• _Your objective_: Reproduce all the lines exactly as they stand, apart from the pictures.

• _Listed entries_:
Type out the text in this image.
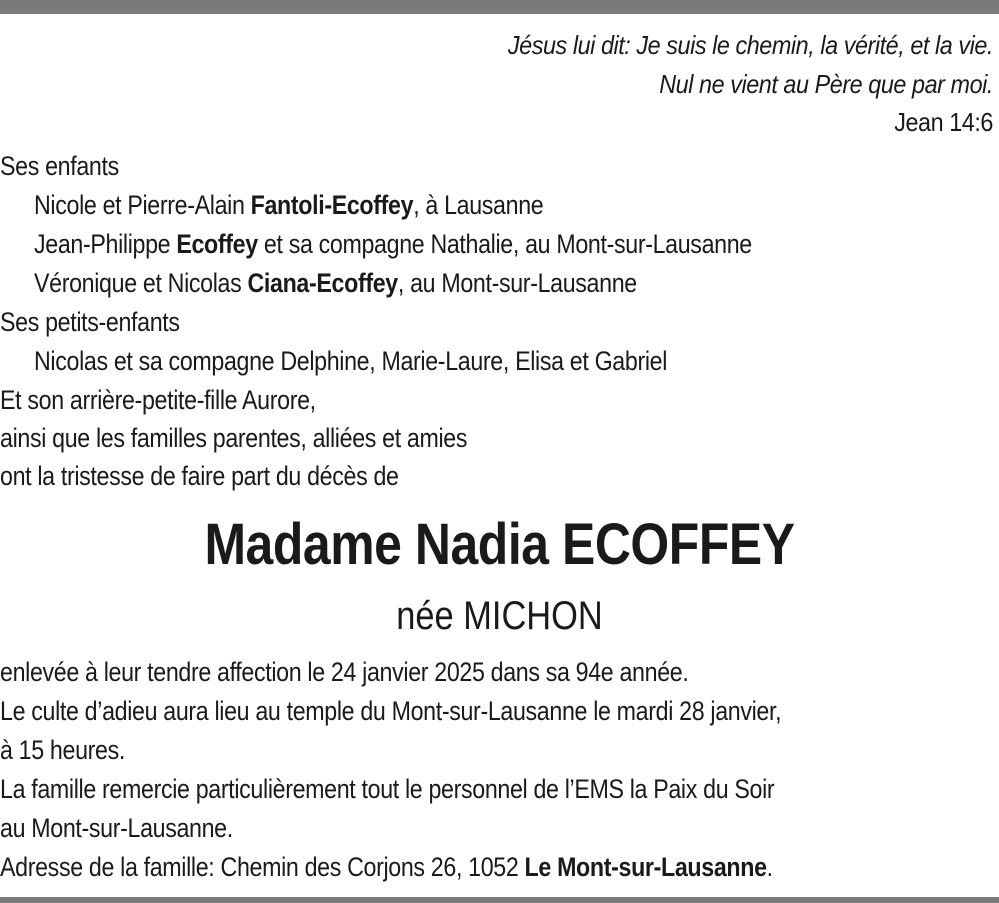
Jésus lui dit: Je suis le chemin, la vérité, et la vie.
Nul ne vient au Père que par moi.
Jean 14:6
Ses enfants
Nicole et Pierre-Alain Fantoli-Ecoffey, à Lausanne
Jean-Philippe Ecoffey et sa compagne Nathalie, au Mont-sur-Lausanne
Véronique et Nicolas Ciana-Ecoffey, au Mont-sur-Lausanne
Ses petits-enfants
Nicolas et sa compagne Delphine, Marie-Laure, Elisa et Gabriel
Et son arrière-petite-fille Aurore,
ainsi que les familles parentes, alliées et amies
ont la tristesse de faire part du décès de
Madame Nadia ECOFFEY
née MICHON
enlevée à leur tendre affection le 24 janvier 2025 dans sa 94e année.
Le culte d’adieu aura lieu au temple du Mont-sur-Lausanne le mardi 28 janvier,
à 15 heures.
La famille remercie particulièrement tout le personnel de l’EMS la Paix du Soir
au Mont-sur-Lausanne.
Adresse de la famille: Chemin des Corjons 26, 1052 Le Mont-sur-Lausanne.
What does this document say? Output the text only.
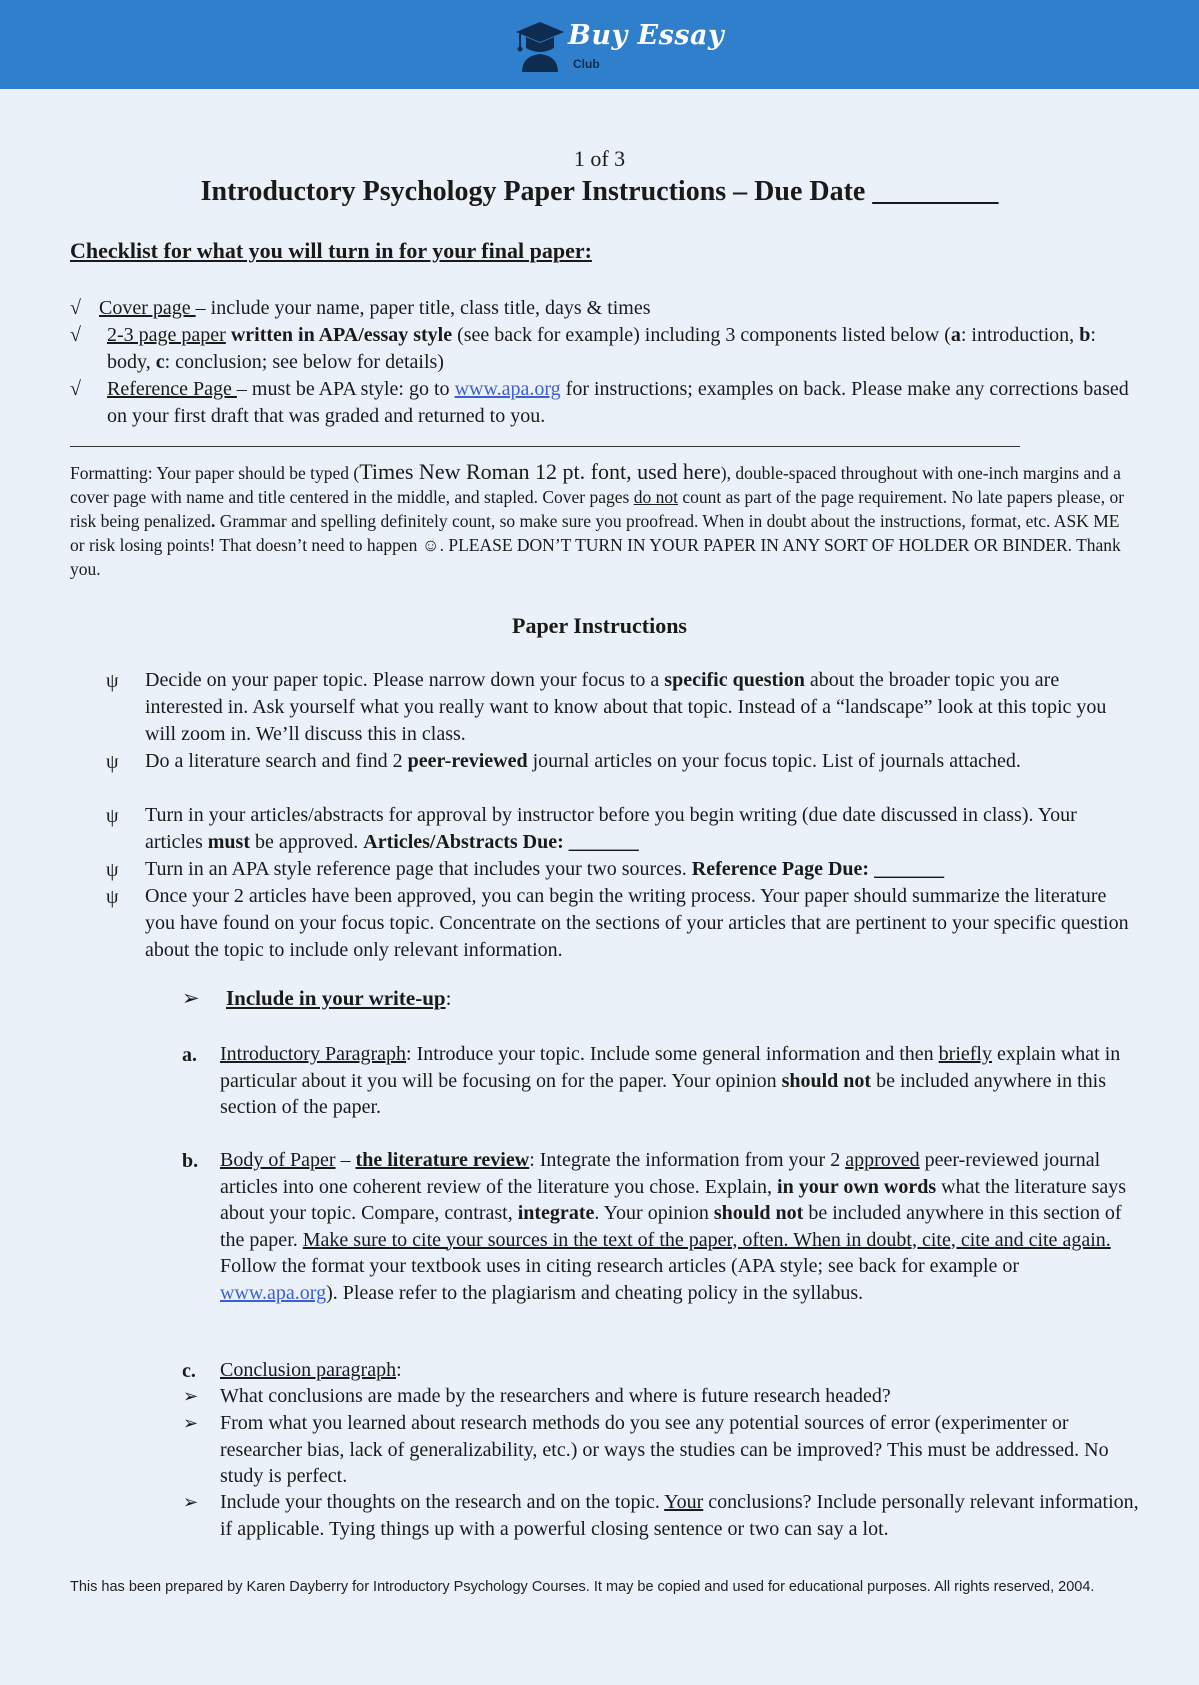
Buy Essay
Club
1 of 3
Introductory Psychology Paper Instructions – Due Date _________
Checklist for what you will turn in for your final paper:
√ Cover page – include your name, paper title, class title, days & times
√	2-3 page paper written in APA/essay style (see back for example) including 3 components listed below (a: introduction, b: body, c: conclusion; see below for details)
√	Reference Page – must be APA style: go to www.apa.org for instructions; examples on back. Please make any corrections based on your first draft that was graded and returned to you.
Formatting: Your paper should be typed (Times New Roman 12 pt. font, used here), double-spaced throughout with one-inch margins and a cover page with name and title centered in the middle, and stapled. Cover pages do not count as part of the page requirement. No late papers please, or risk being penalized. Grammar and spelling definitely count, so make sure you proofread. When in doubt about the instructions, format, etc. ASK ME or risk losing points! That doesn’t need to happen ☺. PLEASE DON’T TURN IN YOUR PAPER IN ANY SORT OF HOLDER OR BINDER. Thank you.
Paper Instructions
ψ Decide on your paper topic. Please narrow down your focus to a specific question about the broader topic you are interested in. Ask yourself what you really want to know about that topic. Instead of a “landscape” look at this topic you will zoom in. We’ll discuss this in class.
ψ Do a literature search and find 2 peer-reviewed journal articles on your focus topic. List of journals attached.
ψ Turn in your articles/abstracts for approval by instructor before you begin writing (due date discussed in class). Your articles must be approved. Articles/Abstracts Due: _______
ψ Turn in an APA style reference page that includes your two sources. Reference Page Due: _______
ψ Once your 2 articles have been approved, you can begin the writing process. Your paper should summarize the literature you have found on your focus topic. Concentrate on the sections of your articles that are pertinent to your specific question about the topic to include only relevant information.
➢ Include in your write-up:
a. Introductory Paragraph: Introduce your topic. Include some general information and then briefly explain what in particular about it you will be focusing on for the paper. Your opinion should not be included anywhere in this section of the paper.
b. Body of Paper – the literature review: Integrate the information from your 2 approved peer-reviewed journal articles into one coherent review of the literature you chose. Explain, in your own words what the literature says about your topic. Compare, contrast, integrate. Your opinion should not be included anywhere in this section of the paper. Make sure to cite your sources in the text of the paper, often. When in doubt, cite, cite and cite again. Follow the format your textbook uses in citing research articles (APA style; see back for example or www.apa.org). Please refer to the plagiarism and cheating policy in the syllabus.
c. Conclusion paragraph:
➢ What conclusions are made by the researchers and where is future research headed?
➢ From what you learned about research methods do you see any potential sources of error (experimenter or researcher bias, lack of generalizability, etc.) or ways the studies can be improved? This must be addressed. No study is perfect.
➢ Include your thoughts on the research and on the topic. Your conclusions? Include personally relevant information, if applicable. Tying things up with a powerful closing sentence or two can say a lot.
This has been prepared by Karen Dayberry for Introductory Psychology Courses. It may be copied and used for educational purposes. All rights reserved, 2004.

• _Task answer_:
Type out the text in this image.
Jésus lui dit: Je suis le chemin, la vérité, et la vie.
Nul ne vient au Père que par moi.
Jean 14:6
Ses enfants
Nicole et Pierre-Alain Fantoli-Ecoffey, à Lausanne
Jean-Philippe Ecoffey et sa compagne Nathalie, au Mont-sur-Lausanne
Véronique et Nicolas Ciana-Ecoffey, au Mont-sur-Lausanne
Ses petits-enfants
Nicolas et sa compagne Delphine, Marie-Laure, Elisa et Gabriel
Et son arrière-petite-fille Aurore,
ainsi que les familles parentes, alliées et amies
ont la tristesse de faire part du décès de
Madame Nadia ECOFFEY
née MICHON
enlevée à leur tendre affection le 24 janvier 2025 dans sa 94e année.
Le culte d’adieu aura lieu au temple du Mont-sur-Lausanne le mardi 28 janvier,
à 15 heures.
La famille remercie particulièrement tout le personnel de l’EMS la Paix du Soir
au Mont-sur-Lausanne.
Adresse de la famille: Chemin des Corjons 26, 1052 Le Mont-sur-Lausanne.
What does this document say? Output the text only.
Buy Essay
Club
1 of 3
Introductory Psychology Paper Instructions – Due Date _________
Checklist for what you will turn in for your final paper:
√ Cover page – include your name, paper title, class title, days & times
√	2-3 page paper written in APA/essay style (see back for example) including 3 components listed below (a: introduction, b: body, c: conclusion; see below for details)
√	Reference Page – must be APA style: go to www.apa.org for instructions; examples on back. Please make any corrections based on your first draft that was graded and returned to you.
Formatting: Your paper should be typed (Times New Roman 12 pt. font, used here), double-spaced throughout with one-inch margins and a cover page with name and title centered in the middle, and stapled. Cover pages do not count as part of the page requirement. No late papers please, or risk being penalized. Grammar and spelling definitely count, so make sure you proofread. When in doubt about the instructions, format, etc. ASK ME or risk losing points! That doesn’t need to happen ☺. PLEASE DON’T TURN IN YOUR PAPER IN ANY SORT OF HOLDER OR BINDER. Thank you.
Paper Instructions
ψ Decide on your paper topic. Please narrow down your focus to a specific question about the broader topic you are interested in. Ask yourself what you really want to know about that topic. Instead of a “landscape” look at this topic you will zoom in. We’ll discuss this in class.
ψ Do a literature search and find 2 peer-reviewed journal articles on your focus topic. List of journals attached.
ψ Turn in your articles/abstracts for approval by instructor before you begin writing (due date discussed in class). Your articles must be approved. Articles/Abstracts Due: _______
ψ Turn in an APA style reference page that includes your two sources. Reference Page Due: _______
ψ Once your 2 articles have been approved, you can begin the writing process. Your paper should summarize the literature you have found on your focus topic. Concentrate on the sections of your articles that are pertinent to your specific question about the topic to include only relevant information.
➢ Include in your write-up:
a. Introductory Paragraph: Introduce your topic. Include some general information and then briefly explain what in particular about it you will be focusing on for the paper. Your opinion should not be included anywhere in this section of the paper.
b. Body of Paper – the literature review: Integrate the information from your 2 approved peer-reviewed journal articles into one coherent review of the literature you chose. Explain, in your own words what the literature says about your topic. Compare, contrast, integrate. Your opinion should not be included anywhere in this section of the paper. Make sure to cite your sources in the text of the paper, often. When in doubt, cite, cite and cite again. Follow the format your textbook uses in citing research articles (APA style; see back for example or www.apa.org). Please refer to the plagiarism and cheating policy in the syllabus.
c. Conclusion paragraph:
➢ What conclusions are made by the researchers and where is future research headed?
➢ From what you learned about research methods do you see any potential sources of error (experimenter or researcher bias, lack of generalizability, etc.) or ways the studies can be improved? This must be addressed. No study is perfect.
➢ Include your thoughts on the research and on the topic. Your conclusions? Include personally relevant information, if applicable. Tying things up with a powerful closing sentence or two can say a lot.
This has been prepared by Karen Dayberry for Introductory Psychology Courses. It may be copied and used for educational purposes. All rights reserved, 2004.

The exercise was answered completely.